*Objective:* Read the lines below. Copy out any that hold the string "ПРИРОДНЫМИ".

*Records to use:*
-- begin --
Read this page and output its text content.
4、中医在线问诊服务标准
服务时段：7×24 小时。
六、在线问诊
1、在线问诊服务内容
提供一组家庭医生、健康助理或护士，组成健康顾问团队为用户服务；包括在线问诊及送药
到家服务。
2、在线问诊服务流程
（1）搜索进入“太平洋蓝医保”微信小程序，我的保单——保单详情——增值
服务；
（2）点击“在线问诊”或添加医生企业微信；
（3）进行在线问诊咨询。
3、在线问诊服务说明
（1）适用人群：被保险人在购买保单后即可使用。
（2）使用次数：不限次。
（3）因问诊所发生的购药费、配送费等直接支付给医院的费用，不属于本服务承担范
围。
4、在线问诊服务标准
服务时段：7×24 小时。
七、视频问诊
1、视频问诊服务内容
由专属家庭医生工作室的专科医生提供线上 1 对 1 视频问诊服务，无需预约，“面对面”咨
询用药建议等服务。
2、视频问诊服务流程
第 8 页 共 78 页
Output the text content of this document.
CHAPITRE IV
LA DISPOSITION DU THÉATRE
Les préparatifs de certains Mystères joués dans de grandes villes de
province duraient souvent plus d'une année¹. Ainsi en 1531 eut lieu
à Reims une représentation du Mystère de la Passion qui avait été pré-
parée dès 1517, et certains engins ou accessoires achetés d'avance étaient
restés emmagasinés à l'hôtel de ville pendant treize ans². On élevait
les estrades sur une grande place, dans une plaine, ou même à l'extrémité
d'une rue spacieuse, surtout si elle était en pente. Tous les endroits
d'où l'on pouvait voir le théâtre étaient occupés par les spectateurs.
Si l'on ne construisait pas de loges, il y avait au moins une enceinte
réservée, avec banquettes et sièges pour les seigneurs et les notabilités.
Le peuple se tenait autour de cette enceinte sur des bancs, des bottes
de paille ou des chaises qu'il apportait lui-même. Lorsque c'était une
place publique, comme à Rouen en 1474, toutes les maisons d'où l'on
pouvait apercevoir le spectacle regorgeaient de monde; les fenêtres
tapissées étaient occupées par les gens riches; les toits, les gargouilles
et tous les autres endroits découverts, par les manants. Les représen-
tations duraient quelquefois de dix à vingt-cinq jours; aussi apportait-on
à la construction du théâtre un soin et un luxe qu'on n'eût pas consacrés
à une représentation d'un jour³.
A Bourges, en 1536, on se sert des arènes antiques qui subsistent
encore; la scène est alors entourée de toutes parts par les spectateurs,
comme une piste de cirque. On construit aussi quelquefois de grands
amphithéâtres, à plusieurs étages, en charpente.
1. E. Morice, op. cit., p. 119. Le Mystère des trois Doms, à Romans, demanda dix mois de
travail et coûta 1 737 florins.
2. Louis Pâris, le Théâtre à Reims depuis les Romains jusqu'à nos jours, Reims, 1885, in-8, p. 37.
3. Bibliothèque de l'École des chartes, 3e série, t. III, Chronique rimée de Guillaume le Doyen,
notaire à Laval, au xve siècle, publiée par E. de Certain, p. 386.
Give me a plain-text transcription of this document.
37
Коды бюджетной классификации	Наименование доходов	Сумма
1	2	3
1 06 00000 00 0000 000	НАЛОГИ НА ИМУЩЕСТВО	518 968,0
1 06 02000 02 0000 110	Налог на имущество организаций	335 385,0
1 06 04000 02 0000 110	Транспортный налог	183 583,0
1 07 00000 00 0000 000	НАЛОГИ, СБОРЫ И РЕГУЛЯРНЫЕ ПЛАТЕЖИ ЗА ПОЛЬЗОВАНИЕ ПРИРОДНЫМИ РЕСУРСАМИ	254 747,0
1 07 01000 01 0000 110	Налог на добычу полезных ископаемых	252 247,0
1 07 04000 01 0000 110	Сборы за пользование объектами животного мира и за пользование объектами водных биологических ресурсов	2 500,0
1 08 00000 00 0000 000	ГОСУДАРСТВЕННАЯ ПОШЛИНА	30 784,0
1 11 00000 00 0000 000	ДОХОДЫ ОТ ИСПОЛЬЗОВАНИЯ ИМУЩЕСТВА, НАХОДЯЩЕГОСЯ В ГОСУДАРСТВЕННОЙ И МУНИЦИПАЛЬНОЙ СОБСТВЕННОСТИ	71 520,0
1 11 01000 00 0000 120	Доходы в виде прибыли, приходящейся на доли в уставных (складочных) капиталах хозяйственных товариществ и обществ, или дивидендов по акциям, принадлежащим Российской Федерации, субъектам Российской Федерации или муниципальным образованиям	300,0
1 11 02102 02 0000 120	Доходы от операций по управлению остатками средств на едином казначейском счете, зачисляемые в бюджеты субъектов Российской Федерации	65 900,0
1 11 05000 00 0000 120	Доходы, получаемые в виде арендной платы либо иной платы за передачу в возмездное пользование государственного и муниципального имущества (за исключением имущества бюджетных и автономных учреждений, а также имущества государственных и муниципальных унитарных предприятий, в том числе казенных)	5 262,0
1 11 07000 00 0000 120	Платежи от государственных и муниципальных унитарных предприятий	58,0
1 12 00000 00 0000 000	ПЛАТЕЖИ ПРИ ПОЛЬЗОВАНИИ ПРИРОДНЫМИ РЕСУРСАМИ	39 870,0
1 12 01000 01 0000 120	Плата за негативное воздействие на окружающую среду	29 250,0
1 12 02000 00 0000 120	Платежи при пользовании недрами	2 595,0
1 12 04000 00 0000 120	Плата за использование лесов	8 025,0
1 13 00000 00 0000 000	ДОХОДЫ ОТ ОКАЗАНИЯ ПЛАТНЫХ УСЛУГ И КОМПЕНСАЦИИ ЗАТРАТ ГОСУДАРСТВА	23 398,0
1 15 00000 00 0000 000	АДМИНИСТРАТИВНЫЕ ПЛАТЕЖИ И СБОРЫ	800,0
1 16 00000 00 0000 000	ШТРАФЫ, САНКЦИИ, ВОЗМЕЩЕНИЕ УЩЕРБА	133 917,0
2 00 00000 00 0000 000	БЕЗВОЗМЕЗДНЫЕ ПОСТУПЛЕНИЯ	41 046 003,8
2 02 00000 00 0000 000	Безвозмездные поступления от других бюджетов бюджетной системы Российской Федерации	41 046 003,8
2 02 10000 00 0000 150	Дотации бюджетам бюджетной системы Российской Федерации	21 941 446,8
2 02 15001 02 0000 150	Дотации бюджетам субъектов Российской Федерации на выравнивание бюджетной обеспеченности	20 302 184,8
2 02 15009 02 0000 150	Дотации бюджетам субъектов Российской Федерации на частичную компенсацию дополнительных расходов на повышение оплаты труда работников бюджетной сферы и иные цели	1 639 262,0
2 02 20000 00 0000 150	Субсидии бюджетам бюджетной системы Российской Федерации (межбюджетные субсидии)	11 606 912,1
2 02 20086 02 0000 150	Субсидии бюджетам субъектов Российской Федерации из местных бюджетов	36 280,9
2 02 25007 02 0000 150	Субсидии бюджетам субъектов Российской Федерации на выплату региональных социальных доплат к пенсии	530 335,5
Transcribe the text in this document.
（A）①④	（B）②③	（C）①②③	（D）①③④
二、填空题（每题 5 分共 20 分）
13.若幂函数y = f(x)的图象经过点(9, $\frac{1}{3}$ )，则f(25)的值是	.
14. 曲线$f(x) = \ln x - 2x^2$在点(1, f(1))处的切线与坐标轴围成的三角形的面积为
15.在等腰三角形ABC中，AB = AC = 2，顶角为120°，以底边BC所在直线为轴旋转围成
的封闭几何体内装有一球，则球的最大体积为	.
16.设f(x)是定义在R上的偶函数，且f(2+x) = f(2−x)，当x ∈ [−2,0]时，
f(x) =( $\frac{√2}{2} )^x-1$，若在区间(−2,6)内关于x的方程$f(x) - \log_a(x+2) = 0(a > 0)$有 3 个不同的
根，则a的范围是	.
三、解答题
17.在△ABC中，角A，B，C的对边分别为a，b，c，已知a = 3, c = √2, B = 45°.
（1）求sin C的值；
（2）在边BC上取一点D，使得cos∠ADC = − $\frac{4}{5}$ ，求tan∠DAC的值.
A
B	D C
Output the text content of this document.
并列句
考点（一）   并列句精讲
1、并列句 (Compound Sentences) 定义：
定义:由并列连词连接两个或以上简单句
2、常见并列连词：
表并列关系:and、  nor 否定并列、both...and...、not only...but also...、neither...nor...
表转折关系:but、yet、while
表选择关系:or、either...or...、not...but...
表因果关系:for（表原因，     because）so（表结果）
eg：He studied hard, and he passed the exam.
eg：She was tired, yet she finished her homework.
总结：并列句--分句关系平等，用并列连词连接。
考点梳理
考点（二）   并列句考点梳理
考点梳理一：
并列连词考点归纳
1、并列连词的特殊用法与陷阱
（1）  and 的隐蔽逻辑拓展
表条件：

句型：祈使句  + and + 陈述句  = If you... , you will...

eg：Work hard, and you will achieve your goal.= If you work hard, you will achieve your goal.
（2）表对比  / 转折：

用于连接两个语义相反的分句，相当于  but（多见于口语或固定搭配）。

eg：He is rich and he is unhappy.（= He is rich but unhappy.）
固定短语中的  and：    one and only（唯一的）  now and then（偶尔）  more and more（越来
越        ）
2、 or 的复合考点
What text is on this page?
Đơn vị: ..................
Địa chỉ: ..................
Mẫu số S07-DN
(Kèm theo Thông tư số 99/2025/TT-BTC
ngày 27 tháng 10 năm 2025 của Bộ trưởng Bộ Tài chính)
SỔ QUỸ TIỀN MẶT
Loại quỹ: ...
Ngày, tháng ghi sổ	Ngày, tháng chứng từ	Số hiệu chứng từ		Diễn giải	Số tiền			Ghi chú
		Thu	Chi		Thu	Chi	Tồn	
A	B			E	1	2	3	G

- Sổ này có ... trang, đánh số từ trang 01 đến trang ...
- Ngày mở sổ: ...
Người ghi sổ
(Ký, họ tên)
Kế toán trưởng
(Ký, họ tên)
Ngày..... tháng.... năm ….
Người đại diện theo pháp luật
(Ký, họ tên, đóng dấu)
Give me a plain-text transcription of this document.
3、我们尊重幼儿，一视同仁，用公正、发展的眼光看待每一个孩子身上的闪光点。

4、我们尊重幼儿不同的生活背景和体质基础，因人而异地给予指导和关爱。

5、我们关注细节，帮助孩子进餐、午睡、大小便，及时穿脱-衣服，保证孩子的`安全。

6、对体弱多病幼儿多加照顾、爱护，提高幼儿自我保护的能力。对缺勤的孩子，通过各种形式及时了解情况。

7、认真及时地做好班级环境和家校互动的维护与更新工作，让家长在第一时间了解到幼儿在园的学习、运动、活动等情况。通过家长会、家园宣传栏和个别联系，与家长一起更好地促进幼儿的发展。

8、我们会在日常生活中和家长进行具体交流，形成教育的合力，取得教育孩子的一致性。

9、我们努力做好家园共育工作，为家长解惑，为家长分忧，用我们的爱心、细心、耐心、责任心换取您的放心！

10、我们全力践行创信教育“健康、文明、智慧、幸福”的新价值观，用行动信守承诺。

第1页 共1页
-- end --
*Exercise answer:*
1 07 00000 00 0000 000	НАЛОГИ, СБОРЫ И РЕГУЛЯРНЫЕ ПЛАТЕЖИ ЗА ПОЛЬЗОВАНИЕ ПРИРОДНЫМИ РЕСУРСАМИ	254 747,0
1 12 00000 00 0000 000	ПЛАТЕЖИ ПРИ ПОЛЬЗОВАНИИ ПРИРОДНЫМИ РЕСУРСАМИ	39 870,0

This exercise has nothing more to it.